Requirement:
In the lines below, find how many contain the word "ipsam" and report that figure alone.

-- START OF Data shown --

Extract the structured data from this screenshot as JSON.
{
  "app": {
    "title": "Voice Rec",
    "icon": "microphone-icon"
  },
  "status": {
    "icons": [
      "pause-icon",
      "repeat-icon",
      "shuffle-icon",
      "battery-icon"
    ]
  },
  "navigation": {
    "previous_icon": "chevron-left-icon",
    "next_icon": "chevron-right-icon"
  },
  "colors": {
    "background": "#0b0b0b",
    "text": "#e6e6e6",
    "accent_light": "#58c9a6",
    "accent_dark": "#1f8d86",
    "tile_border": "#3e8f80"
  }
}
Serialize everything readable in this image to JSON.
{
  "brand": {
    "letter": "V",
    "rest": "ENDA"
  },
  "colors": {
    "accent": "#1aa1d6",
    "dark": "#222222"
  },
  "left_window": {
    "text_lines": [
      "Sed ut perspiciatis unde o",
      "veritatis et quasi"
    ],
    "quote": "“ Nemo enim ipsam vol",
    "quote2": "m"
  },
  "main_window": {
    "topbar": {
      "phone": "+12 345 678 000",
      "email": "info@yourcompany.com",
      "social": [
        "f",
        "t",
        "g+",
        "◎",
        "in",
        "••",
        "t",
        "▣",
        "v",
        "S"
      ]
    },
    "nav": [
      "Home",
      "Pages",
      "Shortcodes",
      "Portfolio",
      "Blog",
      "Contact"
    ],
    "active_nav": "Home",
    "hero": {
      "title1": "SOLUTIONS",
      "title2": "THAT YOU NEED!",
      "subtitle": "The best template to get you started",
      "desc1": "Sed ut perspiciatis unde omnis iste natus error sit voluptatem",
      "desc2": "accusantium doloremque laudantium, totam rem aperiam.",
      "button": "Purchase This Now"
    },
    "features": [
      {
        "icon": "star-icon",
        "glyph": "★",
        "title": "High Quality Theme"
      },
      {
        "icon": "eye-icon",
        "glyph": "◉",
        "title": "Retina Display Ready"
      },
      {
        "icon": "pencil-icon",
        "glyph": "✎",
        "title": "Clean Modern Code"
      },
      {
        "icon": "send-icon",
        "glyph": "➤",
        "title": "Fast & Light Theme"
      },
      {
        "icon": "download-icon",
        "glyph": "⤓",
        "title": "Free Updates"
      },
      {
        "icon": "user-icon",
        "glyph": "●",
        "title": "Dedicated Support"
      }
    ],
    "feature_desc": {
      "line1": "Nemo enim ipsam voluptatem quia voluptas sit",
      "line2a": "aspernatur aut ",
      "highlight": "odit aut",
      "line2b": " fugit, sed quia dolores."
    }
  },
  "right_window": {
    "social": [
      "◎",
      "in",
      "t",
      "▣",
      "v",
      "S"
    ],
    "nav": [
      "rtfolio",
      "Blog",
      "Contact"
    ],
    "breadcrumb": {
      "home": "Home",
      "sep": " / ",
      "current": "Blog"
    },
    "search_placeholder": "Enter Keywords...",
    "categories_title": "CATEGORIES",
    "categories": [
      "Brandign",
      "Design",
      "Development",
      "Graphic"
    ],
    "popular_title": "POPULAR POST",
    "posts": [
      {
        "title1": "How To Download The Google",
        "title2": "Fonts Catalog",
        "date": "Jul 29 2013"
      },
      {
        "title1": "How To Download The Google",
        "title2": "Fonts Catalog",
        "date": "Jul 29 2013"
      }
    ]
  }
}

-- END OF Data shown --

Result below:
2